Items from a data source
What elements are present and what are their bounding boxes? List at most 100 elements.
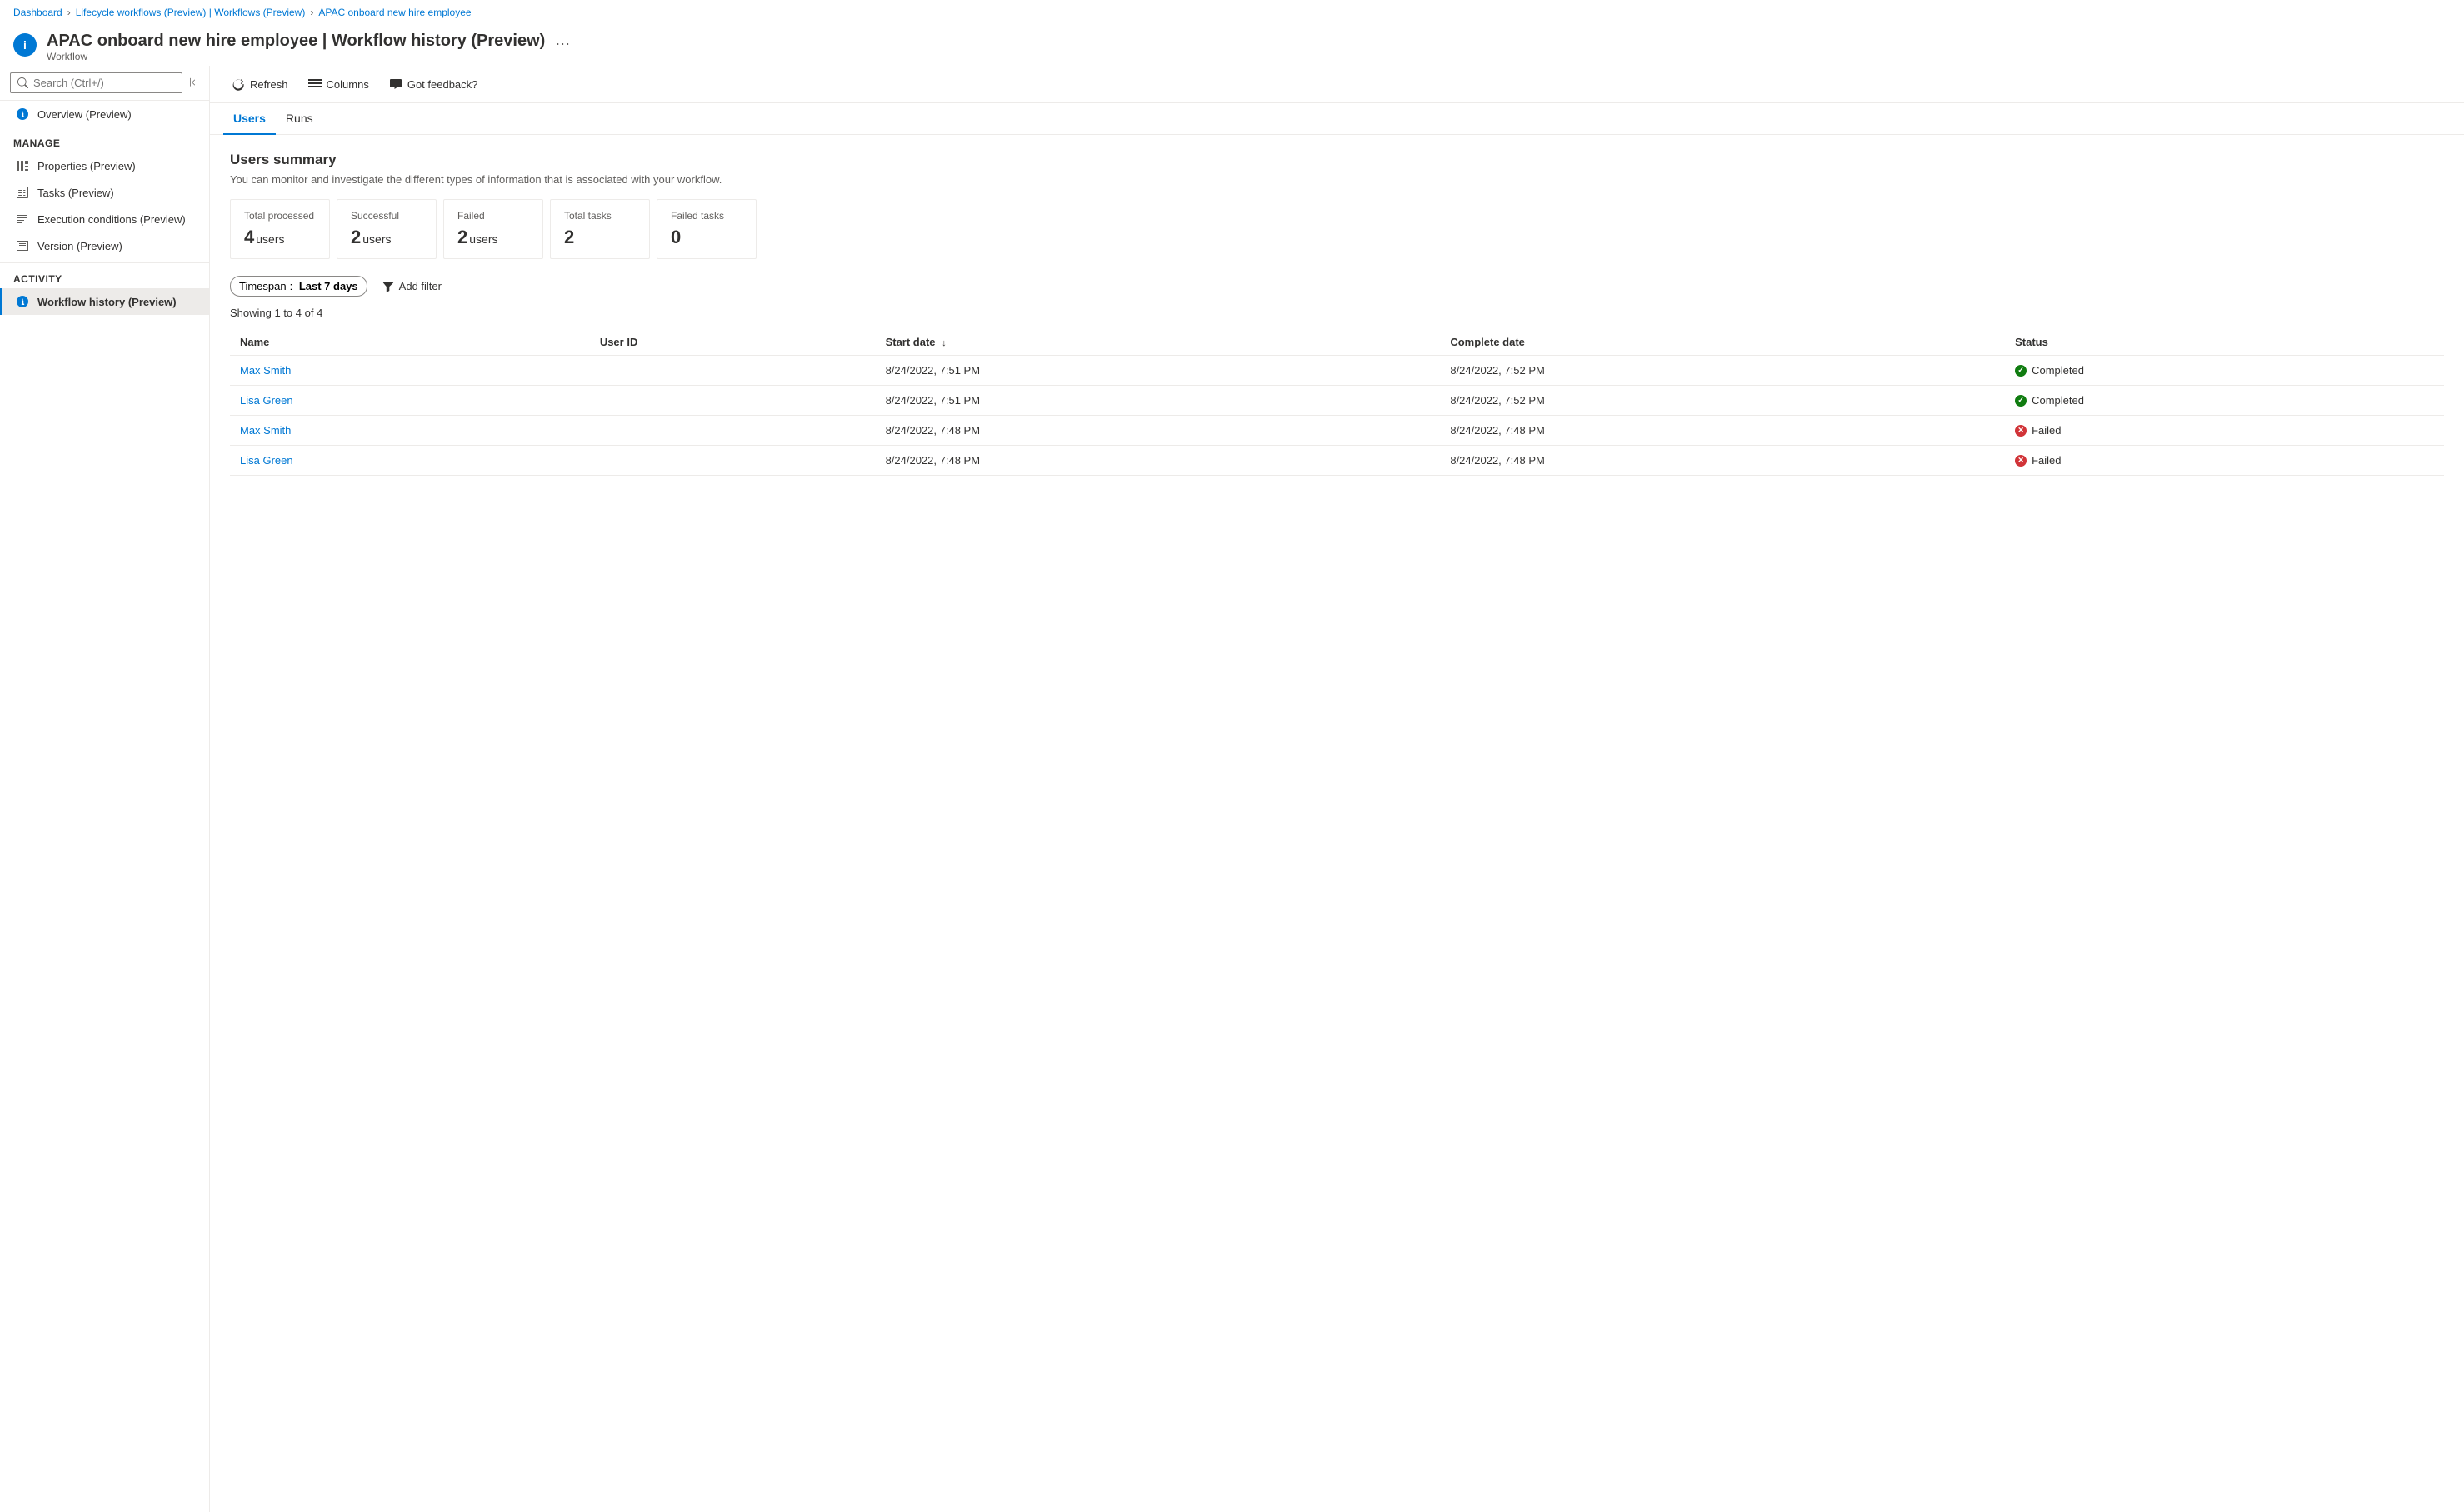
add-filter-label: Add filter xyxy=(399,280,442,292)
sidebar-item-version[interactable]: Version (Preview) xyxy=(0,232,209,259)
header-icon: i xyxy=(13,33,37,57)
execution-icon xyxy=(16,212,29,226)
collapse-sidebar-button[interactable] xyxy=(186,75,199,92)
user-name-link[interactable]: Lisa Green xyxy=(240,454,293,467)
status-label: Completed xyxy=(2032,364,2084,377)
card-failed: Failed 2users xyxy=(443,199,543,259)
feedback-button[interactable]: Got feedback? xyxy=(381,72,487,96)
page-subtitle: Workflow xyxy=(47,51,545,62)
status-label: Completed xyxy=(2032,394,2084,407)
section-description: You can monitor and investigate the diff… xyxy=(230,173,2444,186)
breadcrumb-dashboard[interactable]: Dashboard xyxy=(13,7,62,18)
sidebar-item-overview-label: Overview (Preview) xyxy=(37,108,132,121)
add-filter-button[interactable]: Add filter xyxy=(374,277,450,296)
refresh-label: Refresh xyxy=(250,78,288,91)
table-row: Lisa Green8/24/2022, 7:51 PM8/24/2022, 7… xyxy=(230,386,2444,416)
timespan-label: Timespan xyxy=(239,280,287,292)
sidebar-item-overview[interactable]: Overview (Preview) xyxy=(0,101,209,127)
completed-icon xyxy=(2015,365,2027,377)
sort-indicator: ↓ xyxy=(942,338,947,348)
history-icon xyxy=(16,295,29,308)
card-successful: Successful 2users xyxy=(337,199,437,259)
card-failed-title: Failed xyxy=(457,210,529,222)
timespan-filter-button[interactable]: Timespan : Last 7 days xyxy=(230,276,367,297)
col-user-id[interactable]: User ID xyxy=(590,329,876,356)
table-row: Lisa Green 8/24/2022, 7:48 PM8/24/2022, 7… xyxy=(230,446,2444,476)
info-icon xyxy=(16,107,29,121)
columns-label: Columns xyxy=(327,78,369,91)
refresh-icon xyxy=(232,77,245,91)
cell-status: Failed xyxy=(2005,416,2444,446)
failed-icon xyxy=(2015,455,2027,467)
section-title: Users summary xyxy=(230,152,2444,168)
timespan-value: Last 7 days xyxy=(299,280,358,292)
manage-section-title: Manage xyxy=(0,127,209,152)
feedback-label: Got feedback? xyxy=(407,78,478,91)
cell-complete-date: 8/24/2022, 7:52 PM xyxy=(1440,356,2005,386)
cell-start-date: 8/24/2022, 7:51 PM xyxy=(876,356,1441,386)
cell-complete-date: 8/24/2022, 7:48 PM xyxy=(1440,446,2005,476)
card-failed-value: 2users xyxy=(457,227,529,248)
user-name-link[interactable]: Max Smith xyxy=(240,424,291,437)
failed-icon xyxy=(2015,425,2027,437)
cell-complete-date: 8/24/2022, 7:48 PM xyxy=(1440,416,2005,446)
sidebar-item-execution[interactable]: Execution conditions (Preview) xyxy=(0,206,209,232)
breadcrumb-lifecycle[interactable]: Lifecycle workflows (Preview) | Workflow… xyxy=(76,7,306,18)
sidebar-item-history-label: Workflow history (Preview) xyxy=(37,296,177,308)
card-total-tasks: Total tasks 2 xyxy=(550,199,650,259)
cell-user-id xyxy=(590,446,876,476)
user-name-link[interactable]: Lisa Green xyxy=(240,394,293,407)
tab-users[interactable]: Users xyxy=(223,103,276,135)
status-label: Failed xyxy=(2032,454,2061,467)
page-title: APAC onboard new hire employee | Workflo… xyxy=(47,32,545,51)
main-content-area: Refresh Columns Got feedback? Users Runs xyxy=(210,66,2464,1512)
breadcrumb-sep-2: › xyxy=(310,7,313,18)
sidebar-item-tasks-label: Tasks (Preview) xyxy=(37,187,114,199)
version-icon xyxy=(16,239,29,252)
filters-row: Timespan : Last 7 days Add filter xyxy=(230,276,2444,297)
card-total-processed: Total processed 4users xyxy=(230,199,330,259)
refresh-button[interactable]: Refresh xyxy=(223,72,297,96)
sidebar-item-execution-label: Execution conditions (Preview) xyxy=(37,213,186,226)
sidebar-item-workflow-history[interactable]: Workflow history (Preview) xyxy=(0,288,209,315)
cell-start-date: 8/24/2022, 7:48 PM xyxy=(876,446,1441,476)
columns-icon xyxy=(308,77,322,91)
search-icon xyxy=(17,77,28,88)
cell-user-id xyxy=(590,386,876,416)
sidebar-item-tasks[interactable]: Tasks (Preview) xyxy=(0,179,209,206)
col-start-date[interactable]: Start date ↓ xyxy=(876,329,1441,356)
tasks-icon xyxy=(16,186,29,199)
cell-name: Lisa Green xyxy=(230,446,590,476)
filter-icon xyxy=(382,281,394,292)
page-header: i APAC onboard new hire employee | Workf… xyxy=(0,25,2464,66)
search-input[interactable] xyxy=(33,77,175,89)
cell-name: Max Smith xyxy=(230,416,590,446)
breadcrumb-apac[interactable]: APAC onboard new hire employee xyxy=(318,7,471,18)
col-name[interactable]: Name xyxy=(230,329,590,356)
cell-status: Failed xyxy=(2005,446,2444,476)
toolbar: Refresh Columns Got feedback? xyxy=(210,66,2464,103)
activity-section-title: Activity xyxy=(0,263,209,288)
card-total-tasks-value: 2 xyxy=(564,227,636,248)
cell-user-id xyxy=(590,416,876,446)
cell-status: Completed xyxy=(2005,386,2444,416)
user-name-link[interactable]: Max Smith xyxy=(240,364,291,377)
card-successful-value: 2users xyxy=(351,227,422,248)
table-row: Max Smith8/24/2022, 7:48 PM8/24/2022, 7:… xyxy=(230,416,2444,446)
cell-status: Completed xyxy=(2005,356,2444,386)
col-status[interactable]: Status xyxy=(2005,329,2444,356)
card-successful-title: Successful xyxy=(351,210,422,222)
sidebar-item-version-label: Version (Preview) xyxy=(37,240,122,252)
columns-button[interactable]: Columns xyxy=(300,72,377,96)
sidebar-item-properties[interactable]: Properties (Preview) xyxy=(0,152,209,179)
card-failed-tasks: Failed tasks 0 xyxy=(657,199,757,259)
header-more-button[interactable]: ··· xyxy=(555,35,570,52)
col-complete-date[interactable]: Complete date xyxy=(1440,329,2005,356)
card-total-tasks-title: Total tasks xyxy=(564,210,636,222)
users-content: Users summary You can monitor and invest… xyxy=(210,135,2464,1512)
tab-runs[interactable]: Runs xyxy=(276,103,323,135)
breadcrumb-sep-1: › xyxy=(67,7,71,18)
showing-text: Showing 1 to 4 of 4 xyxy=(230,307,2444,319)
feedback-icon xyxy=(389,77,402,91)
completed-icon xyxy=(2015,395,2027,407)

- EXERCISE DESCRIPTION -
Rewrite all the data above, replacing every "Got feedback?" with "Send feedback" and leaving everything else unchanged. Omit the pictures from your answer.

- RIGHT ANSWER -
What elements are present and what are their bounding boxes? List at most 100 elements.
add-filter-label: Add filter xyxy=(399,280,442,292)
sidebar-item-version[interactable]: Version (Preview) xyxy=(0,232,209,259)
header-icon: i xyxy=(13,33,37,57)
execution-icon xyxy=(16,212,29,226)
collapse-sidebar-button[interactable] xyxy=(186,75,199,92)
user-name-link[interactable]: Lisa Green xyxy=(240,454,293,467)
status-label: Completed xyxy=(2032,364,2084,377)
card-failed: Failed 2users xyxy=(443,199,543,259)
feedback-button[interactable]: Send feedback xyxy=(381,72,487,96)
page-subtitle: Workflow xyxy=(47,51,545,62)
status-label: Completed xyxy=(2032,394,2084,407)
section-description: You can monitor and investigate the diff… xyxy=(230,173,2444,186)
breadcrumb-dashboard[interactable]: Dashboard xyxy=(13,7,62,18)
sidebar-item-overview-label: Overview (Preview) xyxy=(37,108,132,121)
add-filter-button[interactable]: Add filter xyxy=(374,277,450,296)
refresh-label: Refresh xyxy=(250,78,288,91)
table-row: Lisa Green8/24/2022, 7:51 PM8/24/2022, 7… xyxy=(230,386,2444,416)
timespan-label: Timespan xyxy=(239,280,287,292)
sidebar-item-overview[interactable]: Overview (Preview) xyxy=(0,101,209,127)
completed-icon xyxy=(2015,365,2027,377)
sort-indicator: ↓ xyxy=(942,338,947,348)
history-icon xyxy=(16,295,29,308)
card-successful: Successful 2users xyxy=(337,199,437,259)
card-failed-title: Failed xyxy=(457,210,529,222)
timespan-filter-button[interactable]: Timespan : Last 7 days xyxy=(230,276,367,297)
col-user-id[interactable]: User ID xyxy=(590,329,876,356)
table-row: Lisa Green 8/24/2022, 7:48 PM8/24/2022, 7… xyxy=(230,446,2444,476)
info-icon xyxy=(16,107,29,121)
columns-label: Columns xyxy=(327,78,369,91)
refresh-icon xyxy=(232,77,245,91)
cell-status: Failed xyxy=(2005,416,2444,446)
failed-icon xyxy=(2015,455,2027,467)
section-title: Users summary xyxy=(230,152,2444,168)
timespan-value: Last 7 days xyxy=(299,280,358,292)
manage-section-title: Manage xyxy=(0,127,209,152)
feedback-label: Send feedback xyxy=(407,78,478,91)
cell-complete-date: 8/24/2022, 7:52 PM xyxy=(1440,356,2005,386)
cell-start-date: 8/24/2022, 7:51 PM xyxy=(876,356,1441,386)
cell-complete-date: 8/24/2022, 7:48 PM xyxy=(1440,446,2005,476)
card-failed-value: 2users xyxy=(457,227,529,248)
user-name-link[interactable]: Max Smith xyxy=(240,424,291,437)
failed-icon xyxy=(2015,425,2027,437)
cell-complete-date: 8/24/2022, 7:48 PM xyxy=(1440,416,2005,446)
sidebar-item-execution[interactable]: Execution conditions (Preview) xyxy=(0,206,209,232)
breadcrumb-lifecycle[interactable]: Lifecycle workflows (Preview) | Workflow… xyxy=(76,7,306,18)
sidebar-item-history-label: Workflow history (Preview) xyxy=(37,296,177,308)
card-total-tasks: Total tasks 2 xyxy=(550,199,650,259)
cell-user-id xyxy=(590,446,876,476)
user-name-link[interactable]: Lisa Green xyxy=(240,394,293,407)
tab-users[interactable]: Users xyxy=(223,103,276,135)
status-label: Failed xyxy=(2032,454,2061,467)
page-title: APAC onboard new hire employee | Workflo… xyxy=(47,32,545,51)
main-content-area: Refresh Columns Send feedback Users Runs xyxy=(210,66,2464,1512)
breadcrumb-sep-2: › xyxy=(310,7,313,18)
sidebar-item-tasks-label: Tasks (Preview) xyxy=(37,187,114,199)
version-icon xyxy=(16,239,29,252)
filters-row: Timespan : Last 7 days Add filter xyxy=(230,276,2444,297)
card-total-processed: Total processed 4users xyxy=(230,199,330,259)
refresh-button[interactable]: Refresh xyxy=(223,72,297,96)
sidebar-item-execution-label: Execution conditions (Preview) xyxy=(37,213,186,226)
sidebar-item-workflow-history[interactable]: Workflow history (Preview) xyxy=(0,288,209,315)
cell-start-date: 8/24/2022, 7:48 PM xyxy=(876,446,1441,476)
columns-icon xyxy=(308,77,322,91)
search-icon xyxy=(17,77,28,88)
cell-user-id xyxy=(590,386,876,416)
sidebar-item-tasks[interactable]: Tasks (Preview) xyxy=(0,179,209,206)
col-start-date[interactable]: Start date ↓ xyxy=(876,329,1441,356)
tasks-icon xyxy=(16,186,29,199)
cell-name: Lisa Green xyxy=(230,446,590,476)
filter-icon xyxy=(382,281,394,292)
page-header: i APAC onboard new hire employee | Workf… xyxy=(0,25,2464,66)
search-input[interactable] xyxy=(33,77,175,89)
cell-name: Max Smith xyxy=(230,416,590,446)
breadcrumb-apac[interactable]: APAC onboard new hire employee xyxy=(318,7,471,18)
col-name[interactable]: Name xyxy=(230,329,590,356)
cell-status: Failed xyxy=(2005,446,2444,476)
toolbar: Refresh Columns Send feedback xyxy=(210,66,2464,103)
activity-section-title: Activity xyxy=(0,263,209,288)
card-total-tasks-value: 2 xyxy=(564,227,636,248)
cell-user-id xyxy=(590,416,876,446)
cell-status: Completed xyxy=(2005,386,2444,416)
user-name-link[interactable]: Max Smith xyxy=(240,364,291,377)
card-successful-value: 2users xyxy=(351,227,422,248)
table-row: Max Smith8/24/2022, 7:48 PM8/24/2022, 7:… xyxy=(230,416,2444,446)
cell-status: Completed xyxy=(2005,356,2444,386)
col-status[interactable]: Status xyxy=(2005,329,2444,356)
card-successful-title: Successful xyxy=(351,210,422,222)
sidebar-item-version-label: Version (Preview) xyxy=(37,240,122,252)
columns-button[interactable]: Columns xyxy=(300,72,377,96)
sidebar-item-properties[interactable]: Properties (Preview) xyxy=(0,152,209,179)
card-failed-tasks: Failed tasks 0 xyxy=(657,199,757,259)
header-more-button[interactable]: ··· xyxy=(555,35,570,52)
col-complete-date[interactable]: Complete date xyxy=(1440,329,2005,356)
card-total-tasks-title: Total tasks xyxy=(564,210,636,222)
users-content: Users summary You can monitor and invest… xyxy=(210,135,2464,1512)
tab-runs[interactable]: Runs xyxy=(276,103,323,135)
breadcrumb-sep-1: › xyxy=(67,7,71,18)
showing-text: Showing 1 to 4 of 4 xyxy=(230,307,2444,319)
feedback-icon xyxy=(389,77,402,91)
completed-icon xyxy=(2015,395,2027,407)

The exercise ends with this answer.